'''
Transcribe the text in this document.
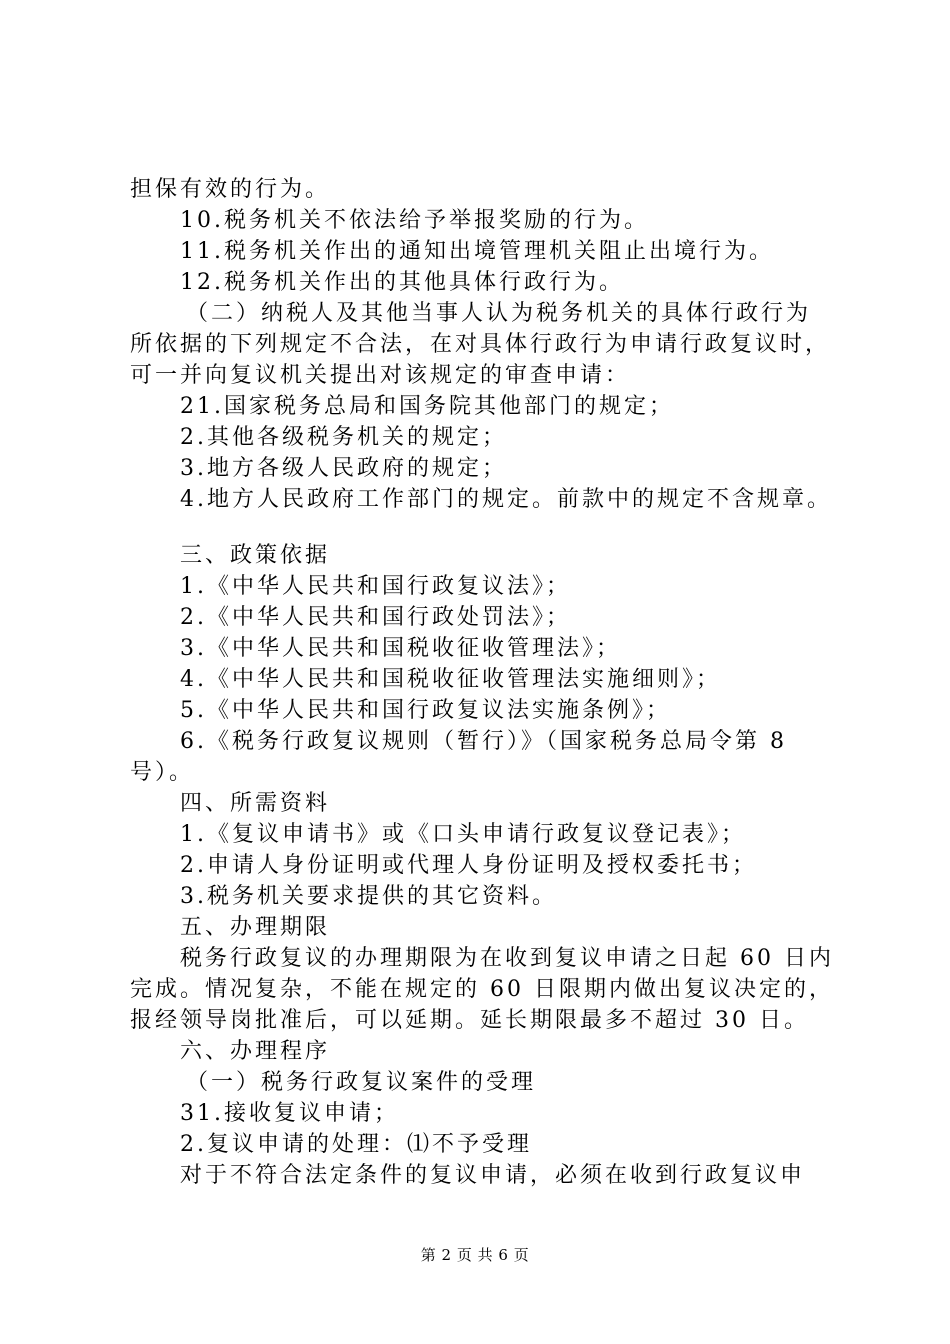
担保有效的行为。
10.税务机关不依法给予举报奖励的行为。
11.税务机关作出的通知出境管理机关阻止出境行为。
12.税务机关作出的其他具体行政行为。
（二）纳税人及其他当事人认为税务机关的具体行政行为
所依据的下列规定不合法，在对具体行政行为申请行政复议时，
可一并向复议机关提出对该规定的审查申请：
21.国家税务总局和国务院其他部门的规定；
2.其他各级税务机关的规定；
3.地方各级人民政府的规定；
4.地方人民政府工作部门的规定。前款中的规定不含规章。
三、政策依据
1.《中华人民共和国行政复议法》；
2.《中华人民共和国行政处罚法》；
3.《中华人民共和国税收征收管理法》；
4.《中华人民共和国税收征收管理法实施细则》；
5.《中华人民共和国行政复议法实施条例》；
6.《税务行政复议规则（暂行）》（国家税务总局令第 8
号）。
四、所需资料
1.《复议申请书》或《口头申请行政复议登记表》；
2.申请人身份证明或代理人身份证明及授权委托书；
3.税务机关要求提供的其它资料。
五、办理期限
税务行政复议的办理期限为在收到复议申请之日起 60 日内
完成。情况复杂，不能在规定的 60 日限期内做出复议决定的，
报经领导岗批准后，可以延期。延长期限最多不超过 30 日。
六、办理程序
（一）税务行政复议案件的受理
31.接收复议申请；
2.复议申请的处理：⑴不予受理
对于不符合法定条件的复议申请，必须在收到行政复议申
第 2 页 共 6 页
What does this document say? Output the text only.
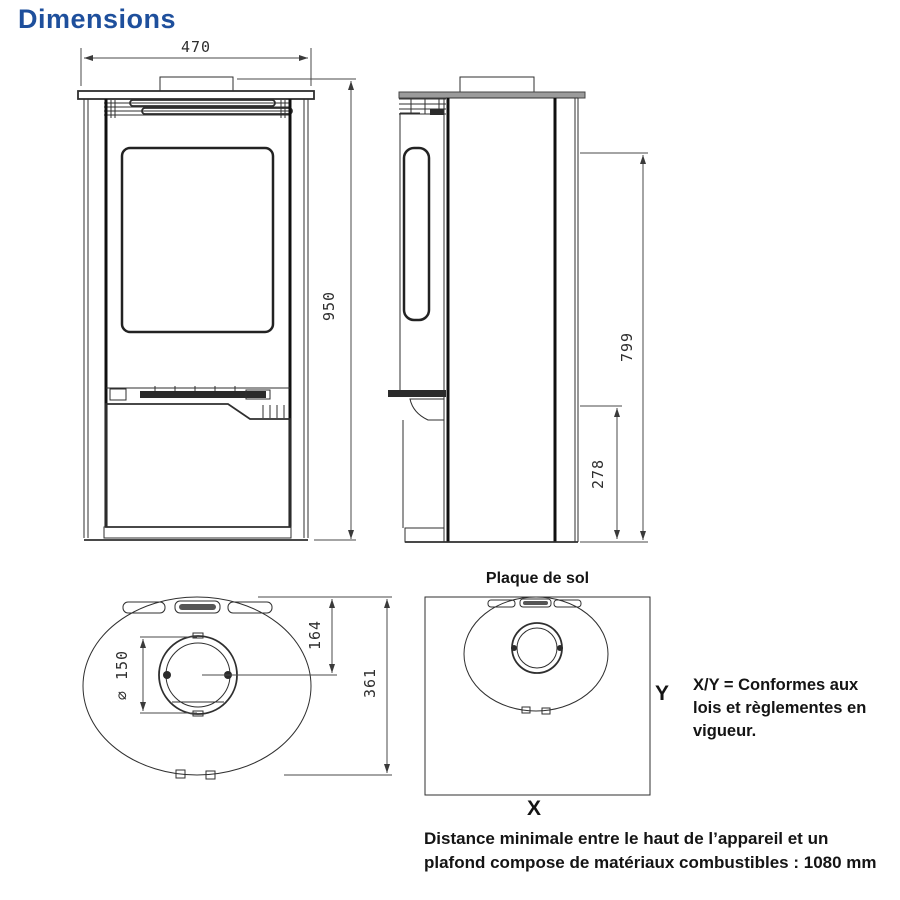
470
950
799
278
⌀ 150
164
361
Dimensions
Plaque de sol
Y
X
X/Y = Conformes aux
lois et règlementes en
vigueur.
Distance minimale entre le haut de l’appareil et un
plafond compose de matériaux combustibles : 1080 mm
'''
_Problem description_.
Repeat the listing in full and exactly. Leave any pictures out.

_Exercise solution_.
Transcribe the text in this document.
担保有效的行为。
10.税务机关不依法给予举报奖励的行为。
11.税务机关作出的通知出境管理机关阻止出境行为。
12.税务机关作出的其他具体行政行为。
（二）纳税人及其他当事人认为税务机关的具体行政行为
所依据的下列规定不合法，在对具体行政行为申请行政复议时，
可一并向复议机关提出对该规定的审查申请：
21.国家税务总局和国务院其他部门的规定；
2.其他各级税务机关的规定；
3.地方各级人民政府的规定；
4.地方人民政府工作部门的规定。前款中的规定不含规章。
三、政策依据
1.《中华人民共和国行政复议法》；
2.《中华人民共和国行政处罚法》；
3.《中华人民共和国税收征收管理法》；
4.《中华人民共和国税收征收管理法实施细则》；
5.《中华人民共和国行政复议法实施条例》；
6.《税务行政复议规则（暂行）》（国家税务总局令第 8
号）。
四、所需资料
1.《复议申请书》或《口头申请行政复议登记表》；
2.申请人身份证明或代理人身份证明及授权委托书；
3.税务机关要求提供的其它资料。
五、办理期限
税务行政复议的办理期限为在收到复议申请之日起 60 日内
完成。情况复杂，不能在规定的 60 日限期内做出复议决定的，
报经领导岗批准后，可以延期。延长期限最多不超过 30 日。
六、办理程序
（一）税务行政复议案件的受理
31.接收复议申请；
2.复议申请的处理：⑴不予受理
对于不符合法定条件的复议申请，必须在收到行政复议申
第 2 页 共 6 页
What does this document say? Output the text only.
470
950
799
278
⌀ 150
164
361
Dimensions
Plaque de sol
Y
X
X/Y = Conformes aux
lois et règlementes en
vigueur.
Distance minimale entre le haut de l’appareil et un
plafond compose de matériaux combustibles : 1080 mm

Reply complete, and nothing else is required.